INSTRUCTIONS FOR THE TASK: Hunt for the word "title" across the entries below, copying each line that holds it.

━━━ DATA RECORDS

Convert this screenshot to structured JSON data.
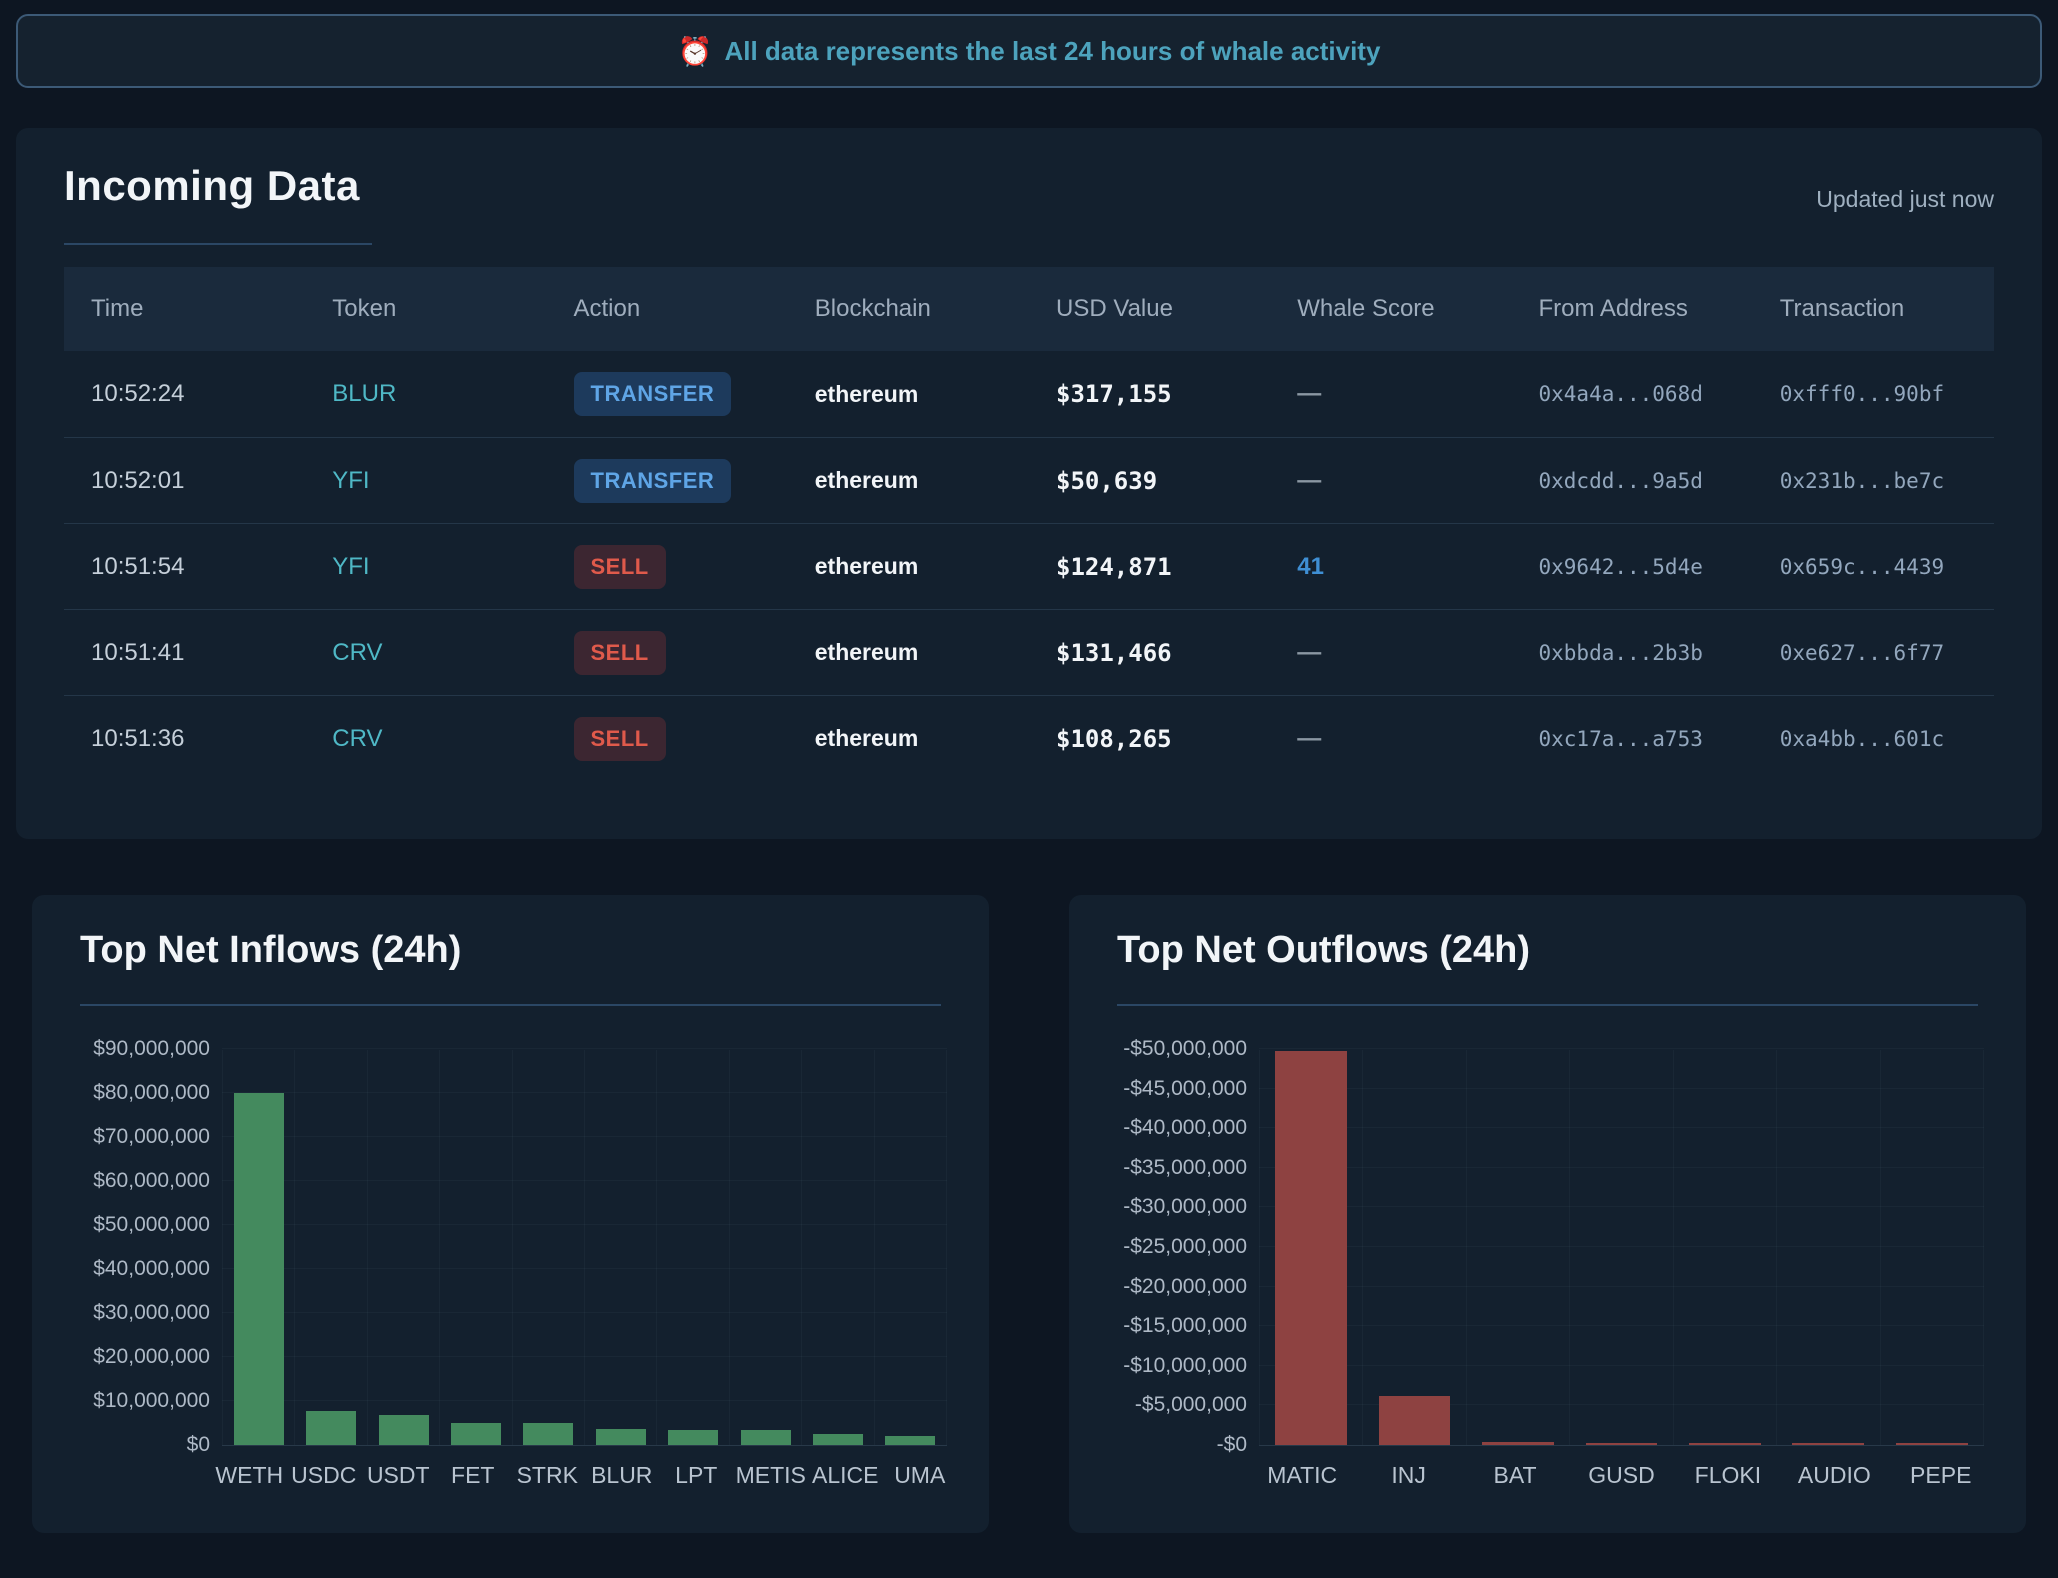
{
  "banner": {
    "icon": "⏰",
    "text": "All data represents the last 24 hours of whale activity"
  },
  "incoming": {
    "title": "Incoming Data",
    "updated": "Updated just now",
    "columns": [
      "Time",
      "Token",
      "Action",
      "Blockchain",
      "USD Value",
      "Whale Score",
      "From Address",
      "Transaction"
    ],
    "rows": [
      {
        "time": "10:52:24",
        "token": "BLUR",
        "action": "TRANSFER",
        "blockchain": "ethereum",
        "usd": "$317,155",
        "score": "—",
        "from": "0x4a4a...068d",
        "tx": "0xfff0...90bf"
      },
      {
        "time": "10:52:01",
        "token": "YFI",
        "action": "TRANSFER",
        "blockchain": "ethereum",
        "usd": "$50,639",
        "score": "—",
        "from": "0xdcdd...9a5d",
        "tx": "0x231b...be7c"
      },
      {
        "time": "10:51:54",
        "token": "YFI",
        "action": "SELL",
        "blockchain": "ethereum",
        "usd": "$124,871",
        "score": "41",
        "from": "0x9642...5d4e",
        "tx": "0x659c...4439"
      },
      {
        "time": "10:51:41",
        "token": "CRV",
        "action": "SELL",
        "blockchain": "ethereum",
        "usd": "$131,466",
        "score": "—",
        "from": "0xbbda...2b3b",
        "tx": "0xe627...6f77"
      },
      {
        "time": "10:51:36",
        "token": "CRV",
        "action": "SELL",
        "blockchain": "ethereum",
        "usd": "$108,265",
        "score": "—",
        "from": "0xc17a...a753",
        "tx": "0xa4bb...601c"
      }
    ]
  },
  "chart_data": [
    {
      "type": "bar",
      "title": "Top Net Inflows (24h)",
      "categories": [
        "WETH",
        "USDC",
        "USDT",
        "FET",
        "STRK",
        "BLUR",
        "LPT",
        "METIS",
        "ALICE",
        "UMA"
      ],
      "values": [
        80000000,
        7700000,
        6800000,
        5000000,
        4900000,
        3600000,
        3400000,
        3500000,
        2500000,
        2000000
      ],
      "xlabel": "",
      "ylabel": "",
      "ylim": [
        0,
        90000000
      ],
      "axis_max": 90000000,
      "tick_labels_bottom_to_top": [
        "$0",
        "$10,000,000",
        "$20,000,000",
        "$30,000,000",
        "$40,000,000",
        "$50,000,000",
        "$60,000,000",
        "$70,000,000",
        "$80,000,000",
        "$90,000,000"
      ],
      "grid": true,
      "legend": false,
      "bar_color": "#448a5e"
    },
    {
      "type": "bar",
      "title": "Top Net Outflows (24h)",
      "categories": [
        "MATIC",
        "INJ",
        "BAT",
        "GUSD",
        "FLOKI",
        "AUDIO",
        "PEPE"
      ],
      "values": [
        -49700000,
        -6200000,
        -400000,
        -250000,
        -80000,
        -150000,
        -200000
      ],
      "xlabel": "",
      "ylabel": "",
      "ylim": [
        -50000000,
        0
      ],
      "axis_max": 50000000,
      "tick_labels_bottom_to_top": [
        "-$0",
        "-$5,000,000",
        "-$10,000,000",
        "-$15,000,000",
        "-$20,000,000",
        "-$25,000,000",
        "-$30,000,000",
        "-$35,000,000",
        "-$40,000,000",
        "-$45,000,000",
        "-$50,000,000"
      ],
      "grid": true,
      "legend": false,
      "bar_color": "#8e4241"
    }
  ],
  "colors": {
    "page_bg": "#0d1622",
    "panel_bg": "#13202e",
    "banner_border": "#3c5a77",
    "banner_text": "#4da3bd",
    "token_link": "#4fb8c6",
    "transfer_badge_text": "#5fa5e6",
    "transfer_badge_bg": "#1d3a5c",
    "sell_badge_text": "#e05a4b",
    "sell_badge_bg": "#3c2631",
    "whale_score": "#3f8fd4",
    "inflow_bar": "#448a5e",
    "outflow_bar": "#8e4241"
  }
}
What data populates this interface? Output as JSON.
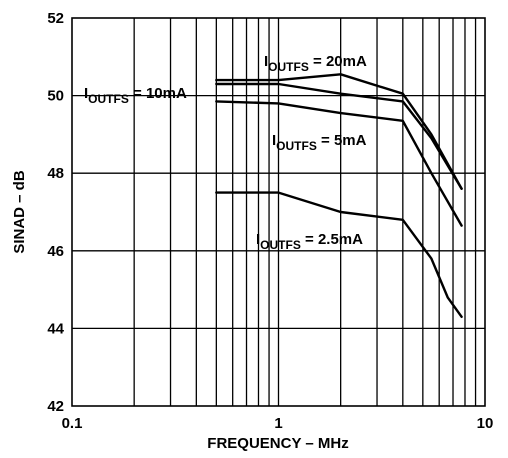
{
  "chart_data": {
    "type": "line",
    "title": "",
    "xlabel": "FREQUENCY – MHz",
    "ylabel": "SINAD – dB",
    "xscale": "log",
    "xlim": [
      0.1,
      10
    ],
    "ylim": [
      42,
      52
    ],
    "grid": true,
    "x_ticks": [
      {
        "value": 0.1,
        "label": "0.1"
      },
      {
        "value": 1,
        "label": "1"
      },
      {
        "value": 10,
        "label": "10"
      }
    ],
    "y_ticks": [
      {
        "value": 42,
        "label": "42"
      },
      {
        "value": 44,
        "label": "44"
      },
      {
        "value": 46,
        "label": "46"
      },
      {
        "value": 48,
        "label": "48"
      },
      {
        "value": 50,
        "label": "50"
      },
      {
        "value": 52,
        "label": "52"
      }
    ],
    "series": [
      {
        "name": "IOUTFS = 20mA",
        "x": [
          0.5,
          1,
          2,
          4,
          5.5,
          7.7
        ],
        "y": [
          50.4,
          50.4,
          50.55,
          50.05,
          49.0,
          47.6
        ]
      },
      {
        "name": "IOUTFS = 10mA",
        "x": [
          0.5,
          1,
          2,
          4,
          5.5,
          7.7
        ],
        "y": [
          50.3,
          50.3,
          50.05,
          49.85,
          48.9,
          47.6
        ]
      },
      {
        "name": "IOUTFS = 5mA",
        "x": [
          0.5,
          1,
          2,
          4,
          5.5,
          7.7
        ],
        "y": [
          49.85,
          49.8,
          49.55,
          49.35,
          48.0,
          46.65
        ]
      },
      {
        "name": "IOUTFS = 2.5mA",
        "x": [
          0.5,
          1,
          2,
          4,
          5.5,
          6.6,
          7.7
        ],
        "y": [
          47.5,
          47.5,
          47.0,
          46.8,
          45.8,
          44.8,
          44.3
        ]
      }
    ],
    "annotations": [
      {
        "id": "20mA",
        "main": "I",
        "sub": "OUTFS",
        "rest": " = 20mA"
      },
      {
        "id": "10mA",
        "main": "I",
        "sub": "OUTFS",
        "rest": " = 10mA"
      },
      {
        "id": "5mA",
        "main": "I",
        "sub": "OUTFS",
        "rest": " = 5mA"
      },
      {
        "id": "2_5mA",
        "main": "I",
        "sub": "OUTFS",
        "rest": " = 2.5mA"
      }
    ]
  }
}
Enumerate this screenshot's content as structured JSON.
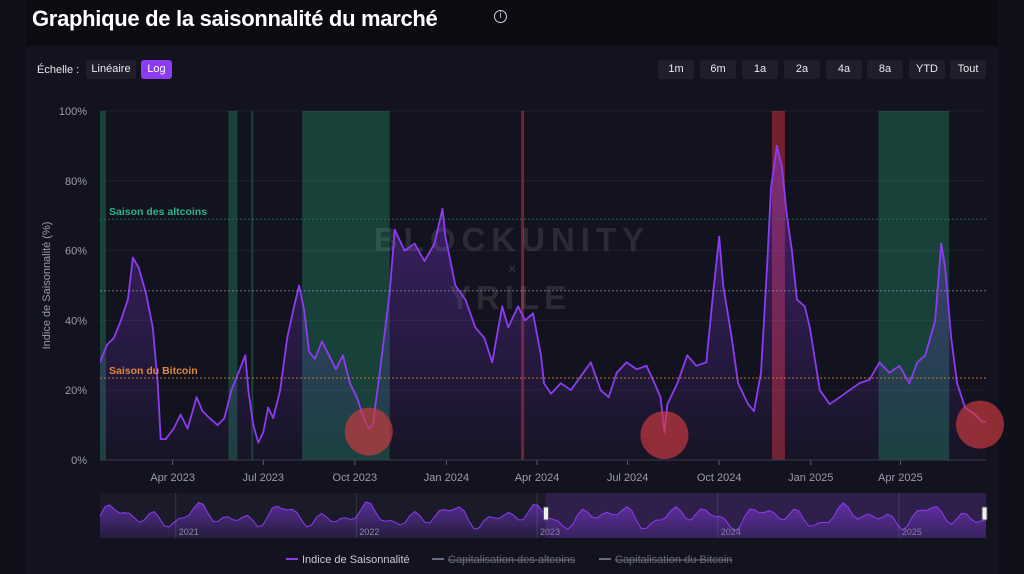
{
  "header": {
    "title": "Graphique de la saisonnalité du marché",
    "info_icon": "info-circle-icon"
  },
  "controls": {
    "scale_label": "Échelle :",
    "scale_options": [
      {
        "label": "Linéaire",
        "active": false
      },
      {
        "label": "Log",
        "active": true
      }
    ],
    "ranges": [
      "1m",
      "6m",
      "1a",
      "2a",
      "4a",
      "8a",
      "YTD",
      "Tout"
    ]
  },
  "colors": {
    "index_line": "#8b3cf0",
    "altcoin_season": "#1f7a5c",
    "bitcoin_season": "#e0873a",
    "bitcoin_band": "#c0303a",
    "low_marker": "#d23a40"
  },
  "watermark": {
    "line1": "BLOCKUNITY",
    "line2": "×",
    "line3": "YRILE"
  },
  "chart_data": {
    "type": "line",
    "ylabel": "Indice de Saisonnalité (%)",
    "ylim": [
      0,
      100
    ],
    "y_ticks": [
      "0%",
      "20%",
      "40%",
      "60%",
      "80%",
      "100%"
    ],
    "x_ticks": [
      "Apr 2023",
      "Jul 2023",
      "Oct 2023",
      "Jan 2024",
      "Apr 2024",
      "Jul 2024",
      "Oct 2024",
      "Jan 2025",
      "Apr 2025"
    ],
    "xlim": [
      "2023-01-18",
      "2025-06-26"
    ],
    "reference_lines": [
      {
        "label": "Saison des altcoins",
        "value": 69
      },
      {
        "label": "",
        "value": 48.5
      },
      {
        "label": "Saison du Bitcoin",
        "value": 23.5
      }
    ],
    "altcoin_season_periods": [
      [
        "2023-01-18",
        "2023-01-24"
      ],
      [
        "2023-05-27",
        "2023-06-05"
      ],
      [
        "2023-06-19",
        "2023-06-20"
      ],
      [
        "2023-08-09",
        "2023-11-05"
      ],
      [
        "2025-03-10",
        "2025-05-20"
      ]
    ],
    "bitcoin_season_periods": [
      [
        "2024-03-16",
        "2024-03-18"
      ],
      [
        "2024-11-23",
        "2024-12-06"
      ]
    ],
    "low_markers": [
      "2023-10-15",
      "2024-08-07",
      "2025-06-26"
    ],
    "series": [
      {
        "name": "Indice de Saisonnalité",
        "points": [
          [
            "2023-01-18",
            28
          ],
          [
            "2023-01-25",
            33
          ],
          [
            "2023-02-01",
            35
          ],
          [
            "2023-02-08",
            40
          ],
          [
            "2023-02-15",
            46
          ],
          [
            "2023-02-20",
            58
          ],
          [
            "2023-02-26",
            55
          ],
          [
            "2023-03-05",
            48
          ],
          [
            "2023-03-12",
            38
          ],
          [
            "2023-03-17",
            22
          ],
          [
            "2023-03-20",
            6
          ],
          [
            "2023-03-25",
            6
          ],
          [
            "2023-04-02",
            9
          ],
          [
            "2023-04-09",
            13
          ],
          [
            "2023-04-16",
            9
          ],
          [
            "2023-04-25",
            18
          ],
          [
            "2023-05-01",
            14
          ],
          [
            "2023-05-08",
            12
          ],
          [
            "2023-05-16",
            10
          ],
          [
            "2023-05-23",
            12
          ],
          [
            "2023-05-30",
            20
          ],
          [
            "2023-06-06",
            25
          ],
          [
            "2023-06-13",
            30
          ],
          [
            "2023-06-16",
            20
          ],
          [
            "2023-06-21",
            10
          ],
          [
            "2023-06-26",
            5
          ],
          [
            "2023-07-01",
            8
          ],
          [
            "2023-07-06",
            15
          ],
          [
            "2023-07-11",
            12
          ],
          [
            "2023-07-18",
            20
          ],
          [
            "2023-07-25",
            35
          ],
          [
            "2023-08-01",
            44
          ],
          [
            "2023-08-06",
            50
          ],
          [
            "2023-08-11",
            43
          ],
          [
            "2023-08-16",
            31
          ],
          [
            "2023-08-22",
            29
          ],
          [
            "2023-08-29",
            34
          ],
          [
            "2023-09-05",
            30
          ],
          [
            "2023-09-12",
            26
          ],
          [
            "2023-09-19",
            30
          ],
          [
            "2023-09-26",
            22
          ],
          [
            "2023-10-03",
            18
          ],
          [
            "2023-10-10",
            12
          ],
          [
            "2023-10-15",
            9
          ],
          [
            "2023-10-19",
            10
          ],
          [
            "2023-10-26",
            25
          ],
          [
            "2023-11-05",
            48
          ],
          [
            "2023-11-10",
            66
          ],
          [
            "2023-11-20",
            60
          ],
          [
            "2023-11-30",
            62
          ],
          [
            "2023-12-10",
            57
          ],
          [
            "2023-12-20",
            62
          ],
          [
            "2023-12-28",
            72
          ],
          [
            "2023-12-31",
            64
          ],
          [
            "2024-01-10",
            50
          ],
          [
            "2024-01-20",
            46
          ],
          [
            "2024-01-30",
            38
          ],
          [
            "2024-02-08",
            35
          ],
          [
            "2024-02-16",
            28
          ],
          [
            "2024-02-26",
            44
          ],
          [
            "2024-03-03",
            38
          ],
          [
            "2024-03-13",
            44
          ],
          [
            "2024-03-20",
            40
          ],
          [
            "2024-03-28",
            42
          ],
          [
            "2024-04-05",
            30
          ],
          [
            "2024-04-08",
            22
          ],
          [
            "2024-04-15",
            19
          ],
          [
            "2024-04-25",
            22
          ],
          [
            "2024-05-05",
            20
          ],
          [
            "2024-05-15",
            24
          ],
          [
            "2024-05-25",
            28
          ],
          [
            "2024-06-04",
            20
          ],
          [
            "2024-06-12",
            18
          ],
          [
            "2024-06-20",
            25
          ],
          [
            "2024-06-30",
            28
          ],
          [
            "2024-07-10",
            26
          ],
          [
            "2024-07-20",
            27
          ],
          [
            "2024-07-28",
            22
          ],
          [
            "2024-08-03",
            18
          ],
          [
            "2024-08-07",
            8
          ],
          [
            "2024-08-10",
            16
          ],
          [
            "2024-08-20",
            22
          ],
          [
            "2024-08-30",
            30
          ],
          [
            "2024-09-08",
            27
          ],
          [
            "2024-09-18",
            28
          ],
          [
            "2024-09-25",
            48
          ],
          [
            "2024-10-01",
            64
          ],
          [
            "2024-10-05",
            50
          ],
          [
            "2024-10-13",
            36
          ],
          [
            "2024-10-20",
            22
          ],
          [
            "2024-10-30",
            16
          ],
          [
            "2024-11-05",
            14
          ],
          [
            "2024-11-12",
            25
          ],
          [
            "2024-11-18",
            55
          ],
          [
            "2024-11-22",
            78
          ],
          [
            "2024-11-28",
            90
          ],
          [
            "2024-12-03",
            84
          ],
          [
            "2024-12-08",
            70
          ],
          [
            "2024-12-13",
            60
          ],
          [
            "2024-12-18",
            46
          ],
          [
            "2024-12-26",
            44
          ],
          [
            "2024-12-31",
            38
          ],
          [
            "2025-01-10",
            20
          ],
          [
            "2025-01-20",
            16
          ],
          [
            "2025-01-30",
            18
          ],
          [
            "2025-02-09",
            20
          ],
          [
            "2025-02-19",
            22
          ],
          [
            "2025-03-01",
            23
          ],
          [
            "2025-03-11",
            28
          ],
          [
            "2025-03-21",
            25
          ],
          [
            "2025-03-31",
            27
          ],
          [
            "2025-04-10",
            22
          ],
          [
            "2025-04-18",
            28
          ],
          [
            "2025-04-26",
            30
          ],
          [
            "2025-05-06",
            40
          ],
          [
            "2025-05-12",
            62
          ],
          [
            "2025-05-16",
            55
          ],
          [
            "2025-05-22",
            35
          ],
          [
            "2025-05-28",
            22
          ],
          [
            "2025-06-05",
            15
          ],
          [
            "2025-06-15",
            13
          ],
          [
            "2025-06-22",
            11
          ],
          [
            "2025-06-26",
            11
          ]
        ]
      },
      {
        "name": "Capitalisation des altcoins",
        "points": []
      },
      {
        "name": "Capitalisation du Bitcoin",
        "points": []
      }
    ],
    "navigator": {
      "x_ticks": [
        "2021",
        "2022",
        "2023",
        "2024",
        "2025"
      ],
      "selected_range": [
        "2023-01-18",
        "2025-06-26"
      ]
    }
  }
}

━━━━━━

OUTPUT OF THE TASK:
    "title": "Incoming Data",
      "title": "Top Net Inflows (24h)",
      "title": "Top Net Outflows (24h)",
    "title": "",
    "title": "Graphique de la saisonnalité du marché",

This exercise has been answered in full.